## [Short exercise]
Check each line of the listing for the string "system", then state how many lines have it. Only the number is wanted.

## [Extracted data]

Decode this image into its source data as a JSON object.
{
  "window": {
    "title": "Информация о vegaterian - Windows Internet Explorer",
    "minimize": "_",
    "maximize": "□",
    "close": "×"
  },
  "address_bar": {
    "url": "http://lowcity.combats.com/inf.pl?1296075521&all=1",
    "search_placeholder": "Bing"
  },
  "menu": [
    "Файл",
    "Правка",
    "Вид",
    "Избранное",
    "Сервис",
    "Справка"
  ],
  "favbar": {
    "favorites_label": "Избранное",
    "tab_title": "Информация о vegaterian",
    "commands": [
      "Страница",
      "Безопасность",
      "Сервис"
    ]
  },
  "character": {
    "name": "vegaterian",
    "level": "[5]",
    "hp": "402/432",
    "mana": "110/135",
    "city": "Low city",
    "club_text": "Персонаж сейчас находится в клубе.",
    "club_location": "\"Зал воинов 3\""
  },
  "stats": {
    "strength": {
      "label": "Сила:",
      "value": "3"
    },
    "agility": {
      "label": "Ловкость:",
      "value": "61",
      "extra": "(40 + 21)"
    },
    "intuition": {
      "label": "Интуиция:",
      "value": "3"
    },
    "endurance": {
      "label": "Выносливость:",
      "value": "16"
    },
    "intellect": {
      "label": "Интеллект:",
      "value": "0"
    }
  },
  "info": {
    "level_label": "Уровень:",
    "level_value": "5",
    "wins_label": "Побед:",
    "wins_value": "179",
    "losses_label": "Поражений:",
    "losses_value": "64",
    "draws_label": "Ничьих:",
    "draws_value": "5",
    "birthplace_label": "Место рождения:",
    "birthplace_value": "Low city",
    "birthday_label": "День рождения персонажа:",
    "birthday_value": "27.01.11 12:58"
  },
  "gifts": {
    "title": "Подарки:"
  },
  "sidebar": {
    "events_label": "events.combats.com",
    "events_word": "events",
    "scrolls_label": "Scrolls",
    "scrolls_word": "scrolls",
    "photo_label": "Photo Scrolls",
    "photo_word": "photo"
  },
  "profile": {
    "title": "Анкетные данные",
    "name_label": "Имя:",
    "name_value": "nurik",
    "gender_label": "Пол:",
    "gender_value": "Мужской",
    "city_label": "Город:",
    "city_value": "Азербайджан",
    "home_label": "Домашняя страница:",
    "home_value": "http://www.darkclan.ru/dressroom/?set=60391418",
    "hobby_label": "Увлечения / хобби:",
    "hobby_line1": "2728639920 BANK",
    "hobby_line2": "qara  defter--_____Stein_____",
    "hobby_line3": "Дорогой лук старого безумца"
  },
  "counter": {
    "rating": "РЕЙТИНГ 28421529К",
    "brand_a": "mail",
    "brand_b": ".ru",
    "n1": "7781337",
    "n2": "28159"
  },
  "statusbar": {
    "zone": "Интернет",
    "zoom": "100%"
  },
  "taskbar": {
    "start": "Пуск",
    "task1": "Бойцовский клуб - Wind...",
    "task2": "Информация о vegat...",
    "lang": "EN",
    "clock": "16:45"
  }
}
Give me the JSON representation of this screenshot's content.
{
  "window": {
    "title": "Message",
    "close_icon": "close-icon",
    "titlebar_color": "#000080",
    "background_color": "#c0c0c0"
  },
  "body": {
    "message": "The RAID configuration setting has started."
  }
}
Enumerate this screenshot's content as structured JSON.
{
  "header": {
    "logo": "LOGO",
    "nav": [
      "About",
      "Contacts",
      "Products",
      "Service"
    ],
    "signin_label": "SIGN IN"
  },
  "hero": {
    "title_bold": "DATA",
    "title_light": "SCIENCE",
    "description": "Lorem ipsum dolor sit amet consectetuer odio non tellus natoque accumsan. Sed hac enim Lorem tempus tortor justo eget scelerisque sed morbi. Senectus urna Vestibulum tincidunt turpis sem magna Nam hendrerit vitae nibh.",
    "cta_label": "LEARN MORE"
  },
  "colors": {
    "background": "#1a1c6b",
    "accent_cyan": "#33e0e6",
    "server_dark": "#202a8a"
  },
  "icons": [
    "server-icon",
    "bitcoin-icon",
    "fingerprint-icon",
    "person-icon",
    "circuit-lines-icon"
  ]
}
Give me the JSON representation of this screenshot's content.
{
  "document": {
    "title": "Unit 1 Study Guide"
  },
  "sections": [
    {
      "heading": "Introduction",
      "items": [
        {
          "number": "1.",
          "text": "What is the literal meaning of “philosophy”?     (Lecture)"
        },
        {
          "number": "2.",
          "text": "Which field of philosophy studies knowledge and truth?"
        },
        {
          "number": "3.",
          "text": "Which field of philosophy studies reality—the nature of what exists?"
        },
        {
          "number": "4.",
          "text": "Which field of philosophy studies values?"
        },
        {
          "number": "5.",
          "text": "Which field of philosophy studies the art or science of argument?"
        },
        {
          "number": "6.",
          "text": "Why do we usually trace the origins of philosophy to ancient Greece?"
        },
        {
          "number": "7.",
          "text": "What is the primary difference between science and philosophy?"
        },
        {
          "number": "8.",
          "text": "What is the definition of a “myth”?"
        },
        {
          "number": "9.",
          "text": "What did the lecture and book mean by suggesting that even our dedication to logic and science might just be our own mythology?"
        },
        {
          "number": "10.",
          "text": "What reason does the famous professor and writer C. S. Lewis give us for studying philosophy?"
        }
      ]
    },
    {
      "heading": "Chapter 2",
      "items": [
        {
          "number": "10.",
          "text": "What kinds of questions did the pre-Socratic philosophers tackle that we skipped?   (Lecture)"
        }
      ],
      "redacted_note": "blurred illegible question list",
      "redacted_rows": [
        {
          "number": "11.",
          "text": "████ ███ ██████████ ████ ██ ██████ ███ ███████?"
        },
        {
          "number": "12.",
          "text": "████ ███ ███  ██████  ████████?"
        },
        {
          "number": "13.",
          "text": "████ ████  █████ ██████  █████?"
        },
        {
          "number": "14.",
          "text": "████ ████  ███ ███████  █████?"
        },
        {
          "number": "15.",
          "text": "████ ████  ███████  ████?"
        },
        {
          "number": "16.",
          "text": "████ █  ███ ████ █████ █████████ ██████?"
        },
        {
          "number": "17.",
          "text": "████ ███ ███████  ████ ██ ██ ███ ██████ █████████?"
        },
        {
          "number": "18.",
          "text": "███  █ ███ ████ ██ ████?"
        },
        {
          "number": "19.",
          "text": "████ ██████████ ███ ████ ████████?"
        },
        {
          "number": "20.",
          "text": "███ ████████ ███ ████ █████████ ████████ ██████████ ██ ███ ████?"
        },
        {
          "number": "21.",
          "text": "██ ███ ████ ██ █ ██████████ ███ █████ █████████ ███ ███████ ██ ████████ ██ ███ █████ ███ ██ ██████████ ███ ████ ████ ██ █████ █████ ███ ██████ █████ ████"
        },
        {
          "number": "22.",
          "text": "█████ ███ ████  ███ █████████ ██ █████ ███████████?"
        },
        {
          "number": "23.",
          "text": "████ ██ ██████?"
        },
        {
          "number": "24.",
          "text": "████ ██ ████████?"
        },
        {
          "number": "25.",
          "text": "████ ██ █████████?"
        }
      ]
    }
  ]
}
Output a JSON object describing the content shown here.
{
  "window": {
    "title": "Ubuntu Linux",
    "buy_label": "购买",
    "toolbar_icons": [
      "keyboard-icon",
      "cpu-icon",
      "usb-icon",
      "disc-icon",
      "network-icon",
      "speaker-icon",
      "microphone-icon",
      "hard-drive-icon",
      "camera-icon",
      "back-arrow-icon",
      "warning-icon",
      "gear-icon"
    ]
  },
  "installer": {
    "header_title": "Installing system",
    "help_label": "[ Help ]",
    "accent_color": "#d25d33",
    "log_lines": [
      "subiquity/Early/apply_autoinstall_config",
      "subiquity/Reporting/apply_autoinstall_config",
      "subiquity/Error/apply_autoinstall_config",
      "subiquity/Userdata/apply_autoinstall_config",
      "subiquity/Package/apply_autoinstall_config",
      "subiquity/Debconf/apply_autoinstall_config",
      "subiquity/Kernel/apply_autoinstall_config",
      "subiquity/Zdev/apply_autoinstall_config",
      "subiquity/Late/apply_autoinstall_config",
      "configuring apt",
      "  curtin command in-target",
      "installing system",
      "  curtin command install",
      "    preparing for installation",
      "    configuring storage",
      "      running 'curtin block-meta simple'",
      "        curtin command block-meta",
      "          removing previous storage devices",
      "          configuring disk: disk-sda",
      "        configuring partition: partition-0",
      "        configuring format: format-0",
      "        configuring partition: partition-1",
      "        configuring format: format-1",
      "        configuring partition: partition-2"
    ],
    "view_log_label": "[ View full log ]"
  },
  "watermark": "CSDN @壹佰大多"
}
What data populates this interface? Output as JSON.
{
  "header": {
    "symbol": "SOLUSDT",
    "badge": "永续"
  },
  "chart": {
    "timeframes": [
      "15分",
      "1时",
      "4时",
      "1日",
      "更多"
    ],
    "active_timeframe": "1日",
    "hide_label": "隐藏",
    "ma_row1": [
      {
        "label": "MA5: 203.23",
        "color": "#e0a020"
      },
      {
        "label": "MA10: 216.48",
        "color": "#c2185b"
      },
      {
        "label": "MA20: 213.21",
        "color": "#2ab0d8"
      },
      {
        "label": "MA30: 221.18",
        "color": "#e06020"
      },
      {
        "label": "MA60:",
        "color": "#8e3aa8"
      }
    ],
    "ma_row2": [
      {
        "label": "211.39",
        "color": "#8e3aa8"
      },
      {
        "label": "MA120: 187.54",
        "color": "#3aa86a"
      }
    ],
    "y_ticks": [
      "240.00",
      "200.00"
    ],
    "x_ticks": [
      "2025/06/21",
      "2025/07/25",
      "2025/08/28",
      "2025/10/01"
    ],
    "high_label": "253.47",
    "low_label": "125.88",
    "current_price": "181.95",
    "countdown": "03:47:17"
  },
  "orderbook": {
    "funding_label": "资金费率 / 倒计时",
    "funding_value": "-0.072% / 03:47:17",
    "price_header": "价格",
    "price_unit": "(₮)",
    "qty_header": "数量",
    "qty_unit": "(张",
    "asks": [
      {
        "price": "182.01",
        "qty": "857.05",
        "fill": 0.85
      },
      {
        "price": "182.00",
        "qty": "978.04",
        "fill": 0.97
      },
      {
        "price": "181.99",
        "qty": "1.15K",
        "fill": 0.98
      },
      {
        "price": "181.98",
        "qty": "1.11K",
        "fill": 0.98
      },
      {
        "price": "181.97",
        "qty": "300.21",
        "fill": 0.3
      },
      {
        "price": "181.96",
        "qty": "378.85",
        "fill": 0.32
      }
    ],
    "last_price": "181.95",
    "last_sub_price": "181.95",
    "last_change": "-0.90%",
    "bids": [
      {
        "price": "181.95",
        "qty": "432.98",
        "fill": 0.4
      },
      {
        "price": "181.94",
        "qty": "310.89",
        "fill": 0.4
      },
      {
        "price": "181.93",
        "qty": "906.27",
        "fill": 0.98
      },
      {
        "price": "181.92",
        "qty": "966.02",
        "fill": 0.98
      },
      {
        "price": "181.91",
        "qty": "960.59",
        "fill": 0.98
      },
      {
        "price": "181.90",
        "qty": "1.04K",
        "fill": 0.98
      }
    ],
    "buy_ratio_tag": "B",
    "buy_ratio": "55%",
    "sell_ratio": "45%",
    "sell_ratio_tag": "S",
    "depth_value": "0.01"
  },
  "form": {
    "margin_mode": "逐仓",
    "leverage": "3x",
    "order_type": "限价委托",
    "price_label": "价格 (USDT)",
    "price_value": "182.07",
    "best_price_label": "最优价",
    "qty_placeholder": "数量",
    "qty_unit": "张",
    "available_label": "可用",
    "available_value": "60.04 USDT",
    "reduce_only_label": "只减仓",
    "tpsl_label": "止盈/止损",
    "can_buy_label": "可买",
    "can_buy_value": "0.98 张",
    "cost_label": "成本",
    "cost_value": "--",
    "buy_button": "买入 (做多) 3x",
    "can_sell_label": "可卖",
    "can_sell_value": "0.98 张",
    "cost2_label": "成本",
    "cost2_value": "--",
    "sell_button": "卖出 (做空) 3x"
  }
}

## [Expected output]
2